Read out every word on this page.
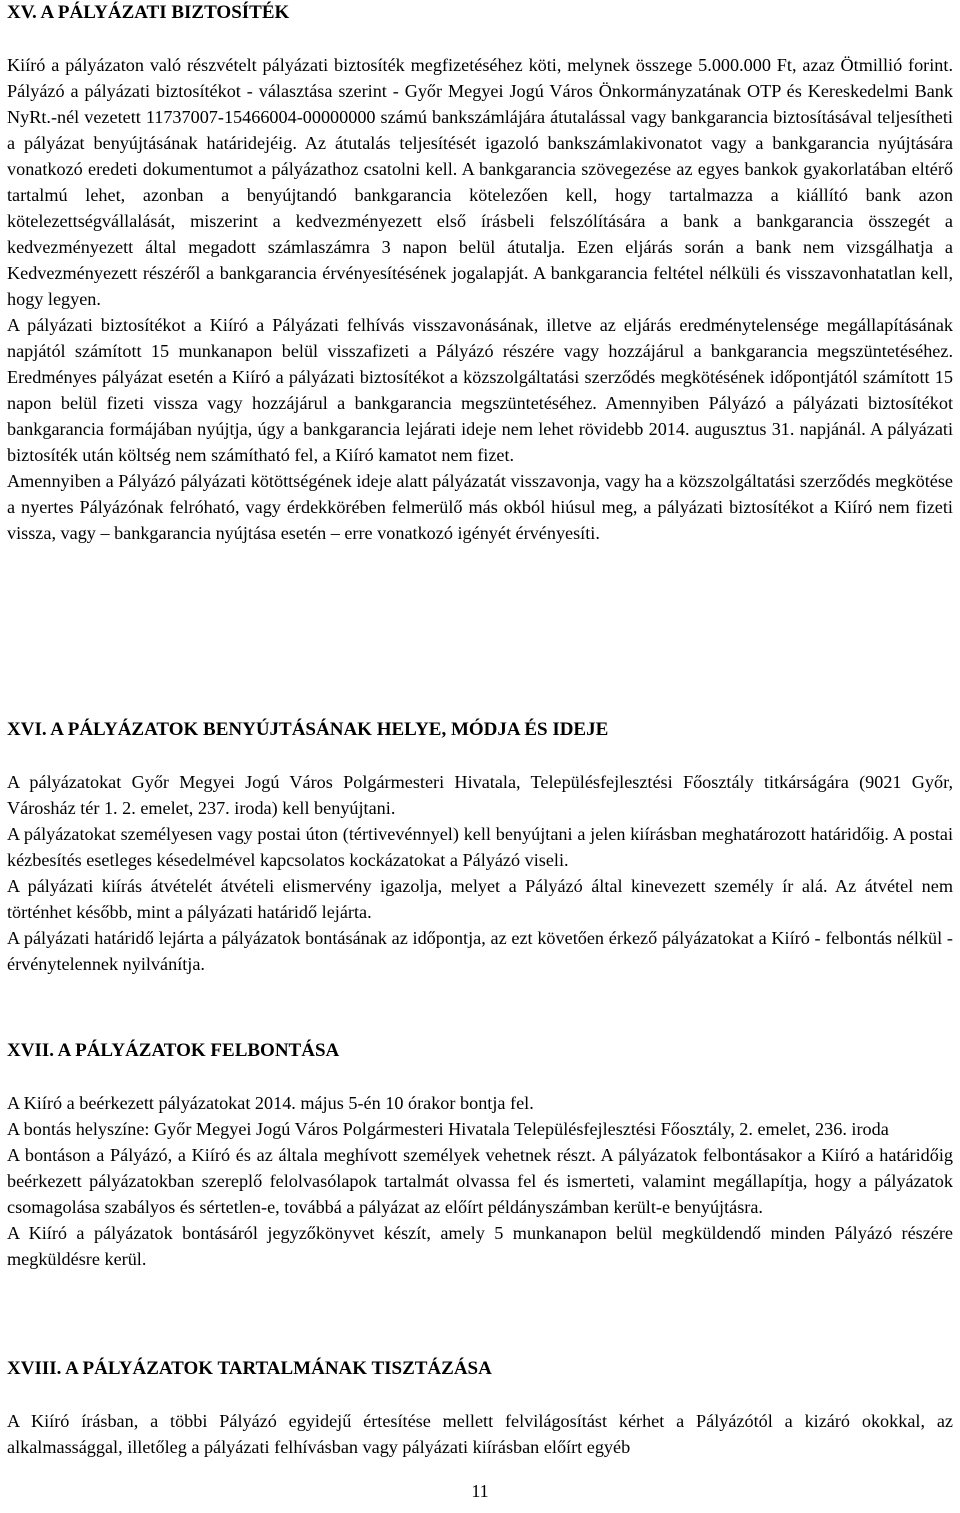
XV. A PÁLYÁZATI BIZTOSÍTÉK

Kiíró a pályázaton való részvételt pályázati biztosíték megfizetéséhez köti, melynek összege 5.000.000 Ft, azaz Ötmillió forint. Pályázó a pályázati biztosítékot - választása szerint - Győr Megyei Jogú Város Önkormányzatának OTP és Kereskedelmi Bank NyRt.-nél vezetett 11737007-15466004-00000000 számú bankszámlájára átutalással vagy bankgarancia biztosításával teljesítheti a pályázat benyújtásának határidejéig. Az átutalás teljesítését igazoló bankszámlakivonatot vagy a bankgarancia nyújtására vonatkozó eredeti dokumentumot a pályázathoz csatolni kell. A bankgarancia szövegezése az egyes bankok gyakorlatában eltérő tartalmú lehet, azonban a benyújtandó bankgarancia kötelezően kell, hogy tartalmazza a kiállító bank azon kötelezettségvállalását, miszerint a kedvezményezett első írásbeli felszólítására a bank a bankgarancia összegét a kedvezményezett által megadott számlaszámra 3 napon belül átutalja. Ezen eljárás során a bank nem vizsgálhatja a Kedvezményezett részéről a bankgarancia érvényesítésének jogalapját. A bankgarancia feltétel nélküli és visszavonhatatlan kell, hogy legyen.

A pályázati biztosítékot a Kiíró a Pályázati felhívás visszavonásának, illetve az eljárás eredménytelensége megállapításának napjától számított 15 munkanapon belül visszafizeti a Pályázó részére vagy hozzájárul a bankgarancia megszüntetéséhez. Eredményes pályázat esetén a Kiíró a pályázati biztosítékot a közszolgáltatási szerződés megkötésének időpontjától számított 15 napon belül fizeti vissza vagy hozzájárul a bankgarancia megszüntetéséhez. Amennyiben Pályázó a pályázati biztosítékot bankgarancia formájában nyújtja, úgy a bankgarancia lejárati ideje nem lehet rövidebb 2014. augusztus 31. napjánál. A pályázati biztosíték után költség nem számítható fel, a Kiíró kamatot nem fizet.

Amennyiben a Pályázó pályázati kötöttségének ideje alatt pályázatát visszavonja, vagy ha a közszolgáltatási szerződés megkötése a nyertes Pályázónak felróható, vagy érdekkörében felmerülő más okból hiúsul meg, a pályázati biztosítékot a Kiíró nem fizeti vissza, vagy – bankgarancia nyújtása esetén – erre vonatkozó igényét érvényesíti.

XVI. A PÁLYÁZATOK BENYÚJTÁSÁNAK HELYE, MÓDJA ÉS IDEJE

A pályázatokat Győr Megyei Jogú Város Polgármesteri Hivatala, Településfejlesztési Főosztály titkárságára (9021 Győr, Városház tér 1. 2. emelet, 237. iroda) kell benyújtani.

A pályázatokat személyesen vagy postai úton (tértivevénnyel) kell benyújtani a jelen kiírásban meghatározott határidőig. A postai kézbesítés esetleges késedelmével kapcsolatos kockázatokat a Pályázó viseli.

A pályázati kiírás átvételét átvételi elismervény igazolja, melyet a Pályázó által kinevezett személy ír alá. Az átvétel nem történhet később, mint a pályázati határidő lejárta.

A pályázati határidő lejárta a pályázatok bontásának az időpontja, az ezt követően érkező pályázatokat a Kiíró - felbontás nélkül - érvénytelennek nyilvánítja.

XVII. A PÁLYÁZATOK FELBONTÁSA

A Kiíró a beérkezett pályázatokat 2014. május 5-én 10 órakor bontja fel.

A bontás helyszíne: Győr Megyei Jogú Város Polgármesteri Hivatala Településfejlesztési Főosztály, 2. emelet, 236. iroda

A bontáson a Pályázó, a Kiíró és az általa meghívott személyek vehetnek részt. A pályázatok felbontásakor a Kiíró a határidőig beérkezett pályázatokban szereplő felolvasólapok tartalmát olvassa fel és ismerteti, valamint megállapítja, hogy a pályázatok csomagolása szabályos és sértetlen-e, továbbá a pályázat az előírt példányszámban került-e benyújtásra.

A Kiíró a pályázatok bontásáról jegyzőkönyvet készít, amely 5 munkanapon belül megküldendő minden Pályázó részére megküldésre kerül.

XVIII. A PÁLYÁZATOK TARTALMÁNAK TISZTÁZÁSA

A Kiíró írásban, a többi Pályázó egyidejű értesítése mellett felvilágosítást kérhet a Pályázótól a kizáró okokkal, az alkalmassággal, illetőleg a pályázati felhívásban vagy pályázati kiírásban előírt egyéb

11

_ _ _ _ _

**WHAT THE TASK ASKS**
Go through the entries above and print each one exactly, minus the pictures.

**REPLY**
Read out every word on this page.
XV. A PÁLYÁZATI BIZTOSÍTÉK

Kiíró a pályázaton való részvételt pályázati biztosíték megfizetéséhez köti, melynek összege 5.000.000 Ft, azaz Ötmillió forint. Pályázó a pályázati biztosítékot - választása szerint - Győr Megyei Jogú Város Önkormányzatának OTP és Kereskedelmi Bank NyRt.-nél vezetett 11737007-15466004-00000000 számú bankszámlájára átutalással vagy bankgarancia biztosításával teljesítheti a pályázat benyújtásának határidejéig. Az átutalás teljesítését igazoló bankszámlakivonatot vagy a bankgarancia nyújtására vonatkozó eredeti dokumentumot a pályázathoz csatolni kell. A bankgarancia szövegezése az egyes bankok gyakorlatában eltérő tartalmú lehet, azonban a benyújtandó bankgarancia kötelezően kell, hogy tartalmazza a kiállító bank azon kötelezettségvállalását, miszerint a kedvezményezett első írásbeli felszólítására a bank a bankgarancia összegét a kedvezményezett által megadott számlaszámra 3 napon belül átutalja. Ezen eljárás során a bank nem vizsgálhatja a Kedvezményezett részéről a bankgarancia érvényesítésének jogalapját. A bankgarancia feltétel nélküli és visszavonhatatlan kell, hogy legyen.

A pályázati biztosítékot a Kiíró a Pályázati felhívás visszavonásának, illetve az eljárás eredménytelensége megállapításának napjától számított 15 munkanapon belül visszafizeti a Pályázó részére vagy hozzájárul a bankgarancia megszüntetéséhez. Eredményes pályázat esetén a Kiíró a pályázati biztosítékot a közszolgáltatási szerződés megkötésének időpontjától számított 15 napon belül fizeti vissza vagy hozzájárul a bankgarancia megszüntetéséhez. Amennyiben Pályázó a pályázati biztosítékot bankgarancia formájában nyújtja, úgy a bankgarancia lejárati ideje nem lehet rövidebb 2014. augusztus 31. napjánál. A pályázati biztosíték után költség nem számítható fel, a Kiíró kamatot nem fizet.

Amennyiben a Pályázó pályázati kötöttségének ideje alatt pályázatát visszavonja, vagy ha a közszolgáltatási szerződés megkötése a nyertes Pályázónak felróható, vagy érdekkörében felmerülő más okból hiúsul meg, a pályázati biztosítékot a Kiíró nem fizeti vissza, vagy – bankgarancia nyújtása esetén – erre vonatkozó igényét érvényesíti.

XVI. A PÁLYÁZATOK BENYÚJTÁSÁNAK HELYE, MÓDJA ÉS IDEJE

A pályázatokat Győr Megyei Jogú Város Polgármesteri Hivatala, Településfejlesztési Főosztály titkárságára (9021 Győr, Városház tér 1. 2. emelet, 237. iroda) kell benyújtani.

A pályázatokat személyesen vagy postai úton (tértivevénnyel) kell benyújtani a jelen kiírásban meghatározott határidőig. A postai kézbesítés esetleges késedelmével kapcsolatos kockázatokat a Pályázó viseli.

A pályázati kiírás átvételét átvételi elismervény igazolja, melyet a Pályázó által kinevezett személy ír alá. Az átvétel nem történhet később, mint a pályázati határidő lejárta.

A pályázati határidő lejárta a pályázatok bontásának az időpontja, az ezt követően érkező pályázatokat a Kiíró - felbontás nélkül - érvénytelennek nyilvánítja.

XVII. A PÁLYÁZATOK FELBONTÁSA

A Kiíró a beérkezett pályázatokat 2014. május 5-én 10 órakor bontja fel.

A bontás helyszíne: Győr Megyei Jogú Város Polgármesteri Hivatala Településfejlesztési Főosztály, 2. emelet, 236. iroda

A bontáson a Pályázó, a Kiíró és az általa meghívott személyek vehetnek részt. A pályázatok felbontásakor a Kiíró a határidőig beérkezett pályázatokban szereplő felolvasólapok tartalmát olvassa fel és ismerteti, valamint megállapítja, hogy a pályázatok csomagolása szabályos és sértetlen-e, továbbá a pályázat az előírt példányszámban került-e benyújtásra.

A Kiíró a pályázatok bontásáról jegyzőkönyvet készít, amely 5 munkanapon belül megküldendő minden Pályázó részére megküldésre kerül.

XVIII. A PÁLYÁZATOK TARTALMÁNAK TISZTÁZÁSA

A Kiíró írásban, a többi Pályázó egyidejű értesítése mellett felvilágosítást kérhet a Pályázótól a kizáró okokkal, az alkalmassággal, illetőleg a pályázati felhívásban vagy pályázati kiírásban előírt egyéb

11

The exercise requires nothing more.